EXERCICE ÉCRIT A =
Parmi les lignes placées après le texte, combien contiennent la chaîne « regression » en respectant la casse ? Donnez uniquement le nombre.

---- TEXTE SOURCE

Dans notre monde en constante mutation, où l’évolution technologique et les dynamiques économiques redessinent sans cesse le paysage des affaires, l’importance de l’apprentissage continu est en effet plus cruciale que jamais.
20 octobre 2023
Catherine Bédard, CRHA
« Le savoir, la seule ressource qui prend de la valeur en la partageant... » Jean-François Ballay[1]

Que vous évoque cette citation lorsque vous la lisez? Bien qu’elle date de quelques années, elle demeure assurément d’actualité dans nos organisations. Elle nous parle d’apprentissage collectif et de partage, exactement ce que nous voulons mettre de l’avant dans ce numéro consacré aux organisations apprenantes. Dans notre monde en constante mutation, où l'évolution technologique et les dynamiques économiques redessinent sans cesse le paysage des affaires, l'importance de l'apprentissage continu est en effet plus cruciale que jamais. Cependant, cet apprentissage ne se limite pas à une simple série de compétences acquises; il doit s’ancrer profondément dans la culture de l'entreprise pour en faire une organisation apprenante. Mais qu'est-ce que cela veut dire? Peter Senge a développé ce concept dans « La Cinquième discipline » où il insiste sur l’importance d’une culture d'apprentissage continu et collectif. Cela signifie que l'apprentissage ne se limite pas aux individus; il est tissé dans la trame même de la culture organisationnelle. J’ajoute ma croyance personnelle que l’apprentissage est donc avant tout un acte social : on n’apprend pas sans les autres, car même l’autodidacte lira ou écoutera ce que d’autres ont partagé, ou aura à tout le moins besoin d’une rétroaction directe ou indirecte. Une « trame d’apprentissage » se tissera donc par des interactions : échanges, collaborations, rétroaction, et toutes les formes de collaboration doivent être les pierres d’assises d’une telle culture, celle qui embrassera l'apprentissage en continu. Cette culture, qui accordera assurément une place primordiale au droit à l'erreur et à la sécurité psychologique, se révèle être le moteur de la réussite organisationnelle. Mais comment y arriver au quotidien et en faire un levier de performance? C’est le défi qui se pose, dans un contexte postpandémique, de transformation des modes de travail, de technologies qui évoluent sans cesse et prennent de plus en plus de place, et de rareté et de roulement de ressources. Où en sommes-nous? Quelle contribution peuvent apporter les spécialistes RH? L'article de Pierre Lainey met la table pour y réfléchir.

La citation de Ballay que j’ai choisie pour inaugurer le voyage réflexif que propose ce numéro illustre indiscutablement la valeur exponentielle du savoir partagé. Au sein d'une organisation, le partage des connaissances transcende les limites des individus et se développe en un bien collectif. Cependant, cette transformation ne peut s'accomplir que dans un environnement qui considère l'apprentissage en continu comme un élément intrinsèque de sa culture et qui offre le contexte pour y arriver[1]. C’est ainsi que le contexte d’environnement capacitant, qu’explore Lola Juhel dans son article, devient une pierre d’assise permettant la cristallisation de ces apprentissages collectifs. Jean-Marie Peretti, lui, évoque carrément un écosystème d’apprenance qui favorisera l’émergence de personnel qui deviendront des apprenantes et apprenants en série. Rien de moins!

--------

EXERCICE ÉCRIT B =
Dans quel ouvrage Peter Senge a-t-il développé le concept d'organisation apprenante, selon le texte source ?

---- DONNÉES DISPONIBLES

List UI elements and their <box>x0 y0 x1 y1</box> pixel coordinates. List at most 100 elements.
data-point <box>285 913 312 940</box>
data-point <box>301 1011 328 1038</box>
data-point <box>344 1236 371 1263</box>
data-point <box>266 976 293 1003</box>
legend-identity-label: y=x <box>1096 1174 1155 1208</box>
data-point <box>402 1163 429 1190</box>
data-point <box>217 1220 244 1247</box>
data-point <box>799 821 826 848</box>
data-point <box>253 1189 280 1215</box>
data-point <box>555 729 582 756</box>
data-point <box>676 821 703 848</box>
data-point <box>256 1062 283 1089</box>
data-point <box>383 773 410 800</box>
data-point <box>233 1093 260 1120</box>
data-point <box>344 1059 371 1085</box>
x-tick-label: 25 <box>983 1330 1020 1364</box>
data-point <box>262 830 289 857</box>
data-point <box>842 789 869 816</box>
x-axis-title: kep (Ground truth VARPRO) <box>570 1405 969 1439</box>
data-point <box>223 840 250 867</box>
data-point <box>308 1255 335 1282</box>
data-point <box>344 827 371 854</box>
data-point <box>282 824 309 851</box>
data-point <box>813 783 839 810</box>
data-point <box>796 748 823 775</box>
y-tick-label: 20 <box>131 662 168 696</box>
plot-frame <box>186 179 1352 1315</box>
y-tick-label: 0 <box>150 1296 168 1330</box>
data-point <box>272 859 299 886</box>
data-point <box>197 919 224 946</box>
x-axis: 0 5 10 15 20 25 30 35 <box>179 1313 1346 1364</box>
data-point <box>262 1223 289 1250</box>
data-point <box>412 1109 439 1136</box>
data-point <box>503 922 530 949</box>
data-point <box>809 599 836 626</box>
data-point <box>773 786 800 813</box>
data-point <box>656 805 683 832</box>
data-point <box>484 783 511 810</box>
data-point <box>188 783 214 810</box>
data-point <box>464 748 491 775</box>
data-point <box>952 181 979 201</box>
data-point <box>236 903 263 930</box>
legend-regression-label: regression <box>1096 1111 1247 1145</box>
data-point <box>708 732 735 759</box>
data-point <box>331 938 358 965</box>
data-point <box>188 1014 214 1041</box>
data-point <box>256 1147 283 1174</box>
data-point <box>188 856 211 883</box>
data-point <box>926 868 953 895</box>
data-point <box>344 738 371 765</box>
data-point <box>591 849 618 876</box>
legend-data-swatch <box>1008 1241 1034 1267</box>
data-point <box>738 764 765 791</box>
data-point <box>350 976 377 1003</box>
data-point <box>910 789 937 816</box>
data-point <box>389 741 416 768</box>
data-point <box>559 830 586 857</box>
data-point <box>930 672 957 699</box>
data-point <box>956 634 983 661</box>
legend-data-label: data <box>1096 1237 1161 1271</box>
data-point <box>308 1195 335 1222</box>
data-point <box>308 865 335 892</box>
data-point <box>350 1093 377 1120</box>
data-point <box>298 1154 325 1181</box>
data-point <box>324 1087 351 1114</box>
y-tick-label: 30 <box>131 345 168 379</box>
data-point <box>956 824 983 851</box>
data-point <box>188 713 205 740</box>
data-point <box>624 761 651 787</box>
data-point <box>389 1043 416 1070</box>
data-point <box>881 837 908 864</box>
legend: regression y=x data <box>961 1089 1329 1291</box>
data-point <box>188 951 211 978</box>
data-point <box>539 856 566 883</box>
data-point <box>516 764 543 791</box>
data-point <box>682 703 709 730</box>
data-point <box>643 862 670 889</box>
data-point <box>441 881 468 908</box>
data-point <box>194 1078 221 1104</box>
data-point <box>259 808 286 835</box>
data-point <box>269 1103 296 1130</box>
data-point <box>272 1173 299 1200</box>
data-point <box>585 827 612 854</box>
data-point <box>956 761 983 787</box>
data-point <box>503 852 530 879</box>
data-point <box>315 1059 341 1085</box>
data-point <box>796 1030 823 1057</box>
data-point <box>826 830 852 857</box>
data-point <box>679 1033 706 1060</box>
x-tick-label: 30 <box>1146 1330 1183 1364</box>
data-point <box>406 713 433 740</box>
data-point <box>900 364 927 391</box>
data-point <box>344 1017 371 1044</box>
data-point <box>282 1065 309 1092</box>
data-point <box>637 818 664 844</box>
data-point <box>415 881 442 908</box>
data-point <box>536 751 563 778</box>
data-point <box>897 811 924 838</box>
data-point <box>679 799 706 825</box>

--------

CORRIGÉ A =
2

CORRIGÉ B =
Dans « La Cinquième discipline ».